Type out the data exactly as given. Skip any image.

(Stored items from a collection)
========================================================================

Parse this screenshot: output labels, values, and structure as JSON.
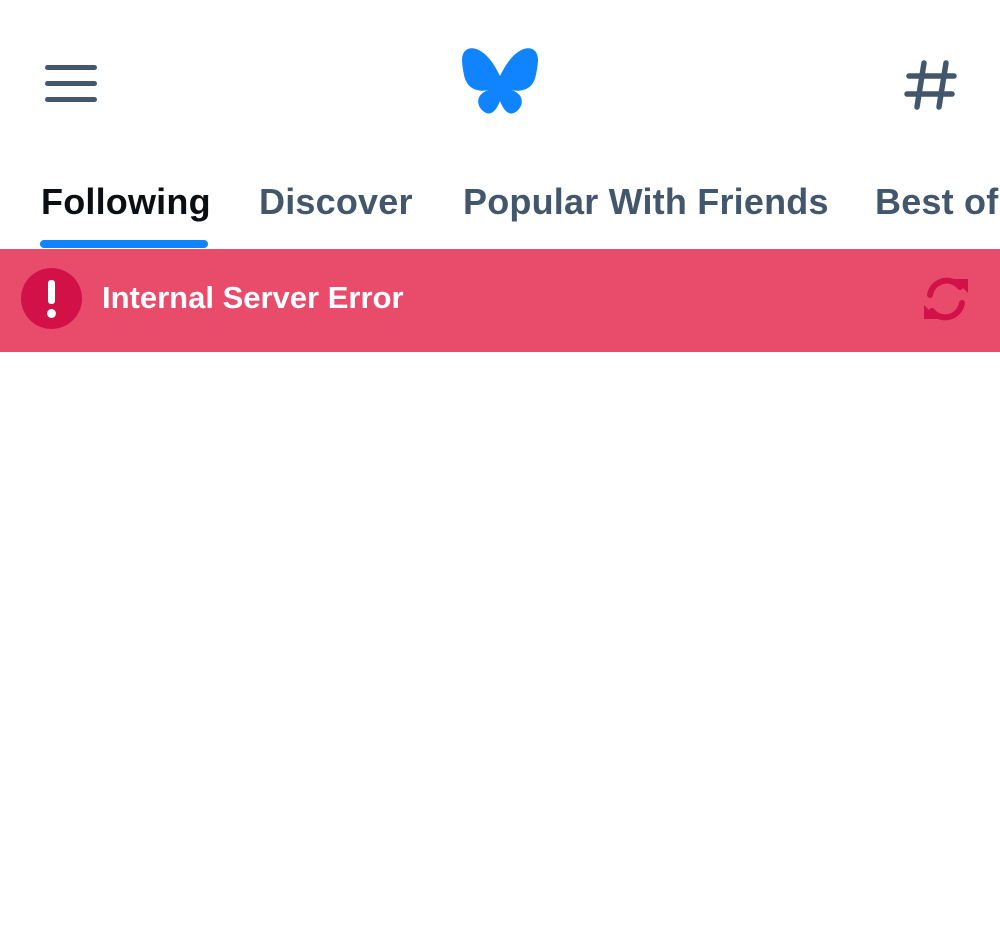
{
  "header": {
    "menu_icon": "hamburger-menu-icon",
    "logo_icon": "butterfly-logo-icon",
    "hashtag_icon": "hashtag-icon",
    "logo_color": "#1083fe"
  },
  "tabs": [
    {
      "label": "Following",
      "active": true
    },
    {
      "label": "Discover",
      "active": false
    },
    {
      "label": "Popular With Friends",
      "active": false
    },
    {
      "label": "Best of",
      "active": false
    }
  ],
  "error": {
    "message": "Internal Server Error",
    "icon": "exclamation-circle-icon",
    "retry_icon": "refresh-icon",
    "banner_color": "#e94b6b",
    "accent_color": "#d21148"
  },
  "colors": {
    "tab_active": "#0b0f14",
    "tab_inactive": "#42576c",
    "tab_indicator": "#1083fe"
  }
}
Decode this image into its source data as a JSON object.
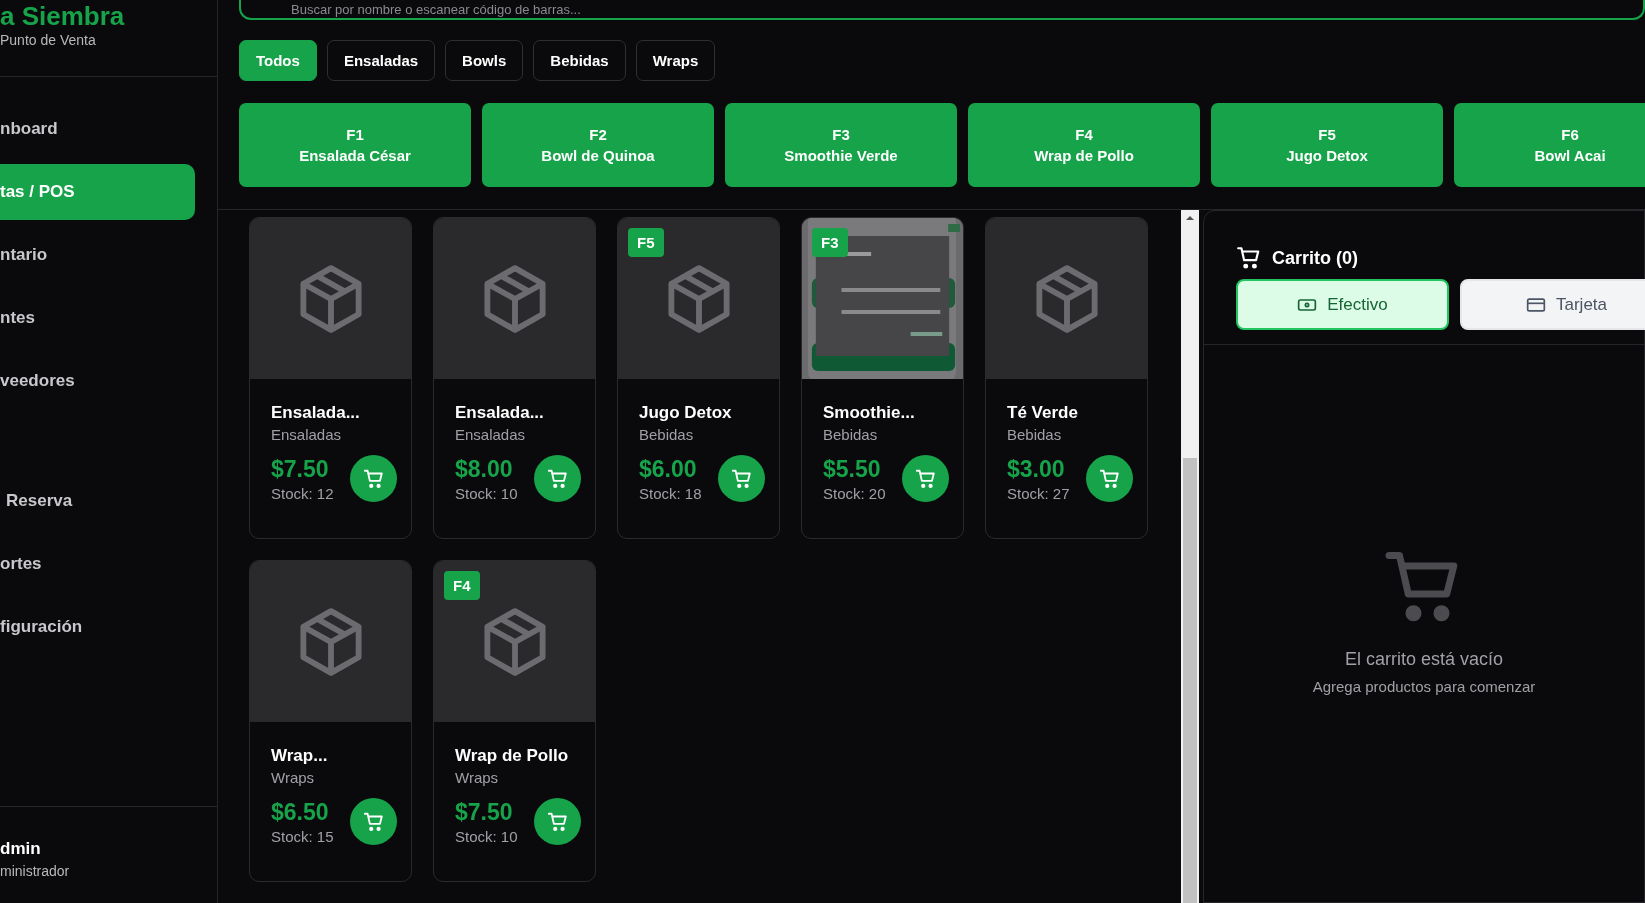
{
  "sidebar": {
    "brand": "a Siembra",
    "subtitle": "Punto de Venta",
    "items": [
      {
        "label": "nboard",
        "selected": false
      },
      {
        "label": "tas / POS",
        "selected": true
      },
      {
        "label": "ntario",
        "selected": false
      },
      {
        "label": "ntes",
        "selected": false
      },
      {
        "label": "veedores",
        "selected": false
      },
      {
        "label": "Reserva",
        "selected": false
      },
      {
        "label": "ortes",
        "selected": false
      },
      {
        "label": "figuración",
        "selected": false
      }
    ],
    "user": {
      "name": "dmin",
      "role": "ministrador"
    }
  },
  "search": {
    "placeholder": "Buscar por nombre o escanear código de barras..."
  },
  "filters": [
    {
      "label": "Todos",
      "selected": true
    },
    {
      "label": "Ensaladas",
      "selected": false
    },
    {
      "label": "Bowls",
      "selected": false
    },
    {
      "label": "Bebidas",
      "selected": false
    },
    {
      "label": "Wraps",
      "selected": false
    }
  ],
  "shortcuts": [
    {
      "key": "F1",
      "name": "Ensalada César"
    },
    {
      "key": "F2",
      "name": "Bowl de Quinoa"
    },
    {
      "key": "F3",
      "name": "Smoothie Verde"
    },
    {
      "key": "F4",
      "name": "Wrap de Pollo"
    },
    {
      "key": "F5",
      "name": "Jugo Detox"
    },
    {
      "key": "F6",
      "name": "Bowl Acai"
    }
  ],
  "products": [
    {
      "name": "Ensalada...",
      "category": "Ensaladas",
      "price": "$7.50",
      "stock": "Stock: 12"
    },
    {
      "name": "Ensalada...",
      "category": "Ensaladas",
      "price": "$8.00",
      "stock": "Stock: 10"
    },
    {
      "badge": "F5",
      "name": "Jugo Detox",
      "category": "Bebidas",
      "price": "$6.00",
      "stock": "Stock: 18"
    },
    {
      "badge": "F3",
      "name": "Smoothie...",
      "category": "Bebidas",
      "price": "$5.50",
      "stock": "Stock: 20",
      "kind": "picture"
    },
    {
      "name": "Té Verde",
      "category": "Bebidas",
      "price": "$3.00",
      "stock": "Stock: 27"
    },
    {
      "name": "Wrap...",
      "category": "Wraps",
      "price": "$6.50",
      "stock": "Stock: 15"
    },
    {
      "badge": "F4",
      "name": "Wrap de Pollo",
      "category": "Wraps",
      "price": "$7.50",
      "stock": "Stock: 10"
    }
  ],
  "cart": {
    "title": "Carrito (0)",
    "payments": [
      {
        "label": "Efectivo",
        "kind": "cash",
        "selected": true
      },
      {
        "label": "Tarjeta",
        "kind": "card",
        "selected": false
      }
    ],
    "empty_title": "El carrito está vacío",
    "empty_hint": "Agrega productos para comenzar"
  }
}
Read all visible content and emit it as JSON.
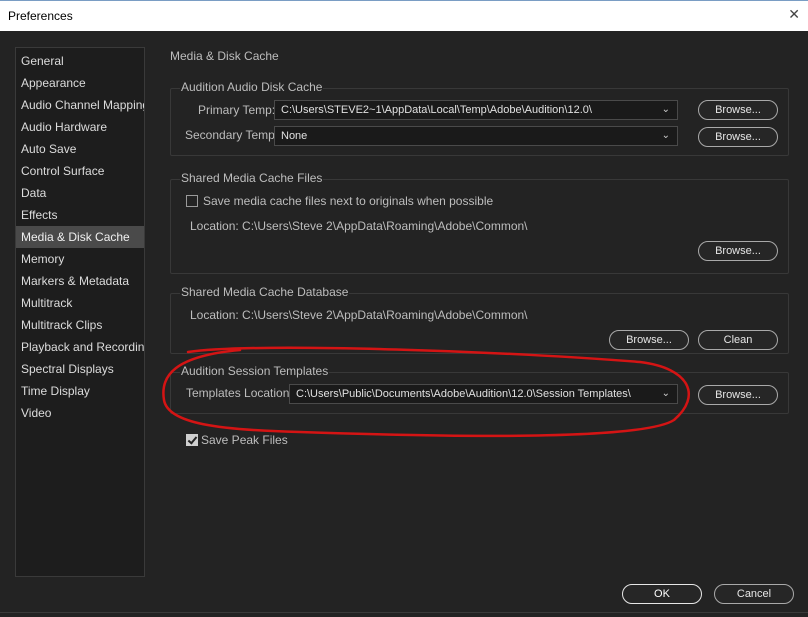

========================================================================

*Correct result*
Parse this screenshot: output labels, values, and structure as JSON.
{
  "header": {
    "menu_icon": "hamburger-menu-icon",
    "logo_icon": "butterfly-logo-icon",
    "hashtag_icon": "hashtag-icon",
    "logo_color": "#1083fe"
  },
  "tabs": [
    {
      "label": "Following",
      "active": true
    },
    {
      "label": "Discover",
      "active": false
    },
    {
      "label": "Popular With Friends",
      "active": false
    },
    {
      "label": "Best of",
      "active": false
    }
  ],
  "error": {
    "message": "Internal Server Error",
    "icon": "exclamation-circle-icon",
    "retry_icon": "refresh-icon",
    "banner_color": "#e94b6b",
    "accent_color": "#d21148"
  },
  "colors": {
    "tab_active": "#0b0f14",
    "tab_inactive": "#42576c",
    "tab_indicator": "#1083fe"
  }
}
Decode this image into its source data as a JSON object.
{
  "sidebar": {
    "brand": "a Siembra",
    "subtitle": "Punto de Venta",
    "items": [
      {
        "label": "nboard",
        "selected": false
      },
      {
        "label": "tas / POS",
        "selected": true
      },
      {
        "label": "ntario",
        "selected": false
      },
      {
        "label": "ntes",
        "selected": false
      },
      {
        "label": "veedores",
        "selected": false
      },
      {
        "label": "Reserva",
        "selected": false
      },
      {
        "label": "ortes",
        "selected": false
      },
      {
        "label": "figuración",
        "selected": false
      }
    ],
    "user": {
      "name": "dmin",
      "role": "ministrador"
    }
  },
  "search": {
    "placeholder": "Buscar por nombre o escanear código de barras..."
  },
  "filters": [
    {
      "label": "Todos",
      "selected": true
    },
    {
      "label": "Ensaladas",
      "selected": false
    },
    {
      "label": "Bowls",
      "selected": false
    },
    {
      "label": "Bebidas",
      "selected": false
    },
    {
      "label": "Wraps",
      "selected": false
    }
  ],
  "shortcuts": [
    {
      "key": "F1",
      "name": "Ensalada César"
    },
    {
      "key": "F2",
      "name": "Bowl de Quinoa"
    },
    {
      "key": "F3",
      "name": "Smoothie Verde"
    },
    {
      "key": "F4",
      "name": "Wrap de Pollo"
    },
    {
      "key": "F5",
      "name": "Jugo Detox"
    },
    {
      "key": "F6",
      "name": "Bowl Acai"
    }
  ],
  "products": [
    {
      "name": "Ensalada...",
      "category": "Ensaladas",
      "price": "$7.50",
      "stock": "Stock: 12"
    },
    {
      "name": "Ensalada...",
      "category": "Ensaladas",
      "price": "$8.00",
      "stock": "Stock: 10"
    },
    {
      "badge": "F5",
      "name": "Jugo Detox",
      "category": "Bebidas",
      "price": "$6.00",
      "stock": "Stock: 18"
    },
    {
      "badge": "F3",
      "name": "Smoothie...",
      "category": "Bebidas",
      "price": "$5.50",
      "stock": "Stock: 20",
      "kind": "picture"
    },
    {
      "name": "Té Verde",
      "category": "Bebidas",
      "price": "$3.00",
      "stock": "Stock: 27"
    },
    {
      "name": "Wrap...",
      "category": "Wraps",
      "price": "$6.50",
      "stock": "Stock: 15"
    },
    {
      "badge": "F4",
      "name": "Wrap de Pollo",
      "category": "Wraps",
      "price": "$7.50",
      "stock": "Stock: 10"
    }
  ],
  "cart": {
    "title": "Carrito (0)",
    "payments": [
      {
        "label": "Efectivo",
        "kind": "cash",
        "selected": true
      },
      {
        "label": "Tarjeta",
        "kind": "card",
        "selected": false
      }
    ],
    "empty_title": "El carrito está vacío",
    "empty_hint": "Agrega productos para comenzar"
  }
}
Read all visible content and emit it as JSON.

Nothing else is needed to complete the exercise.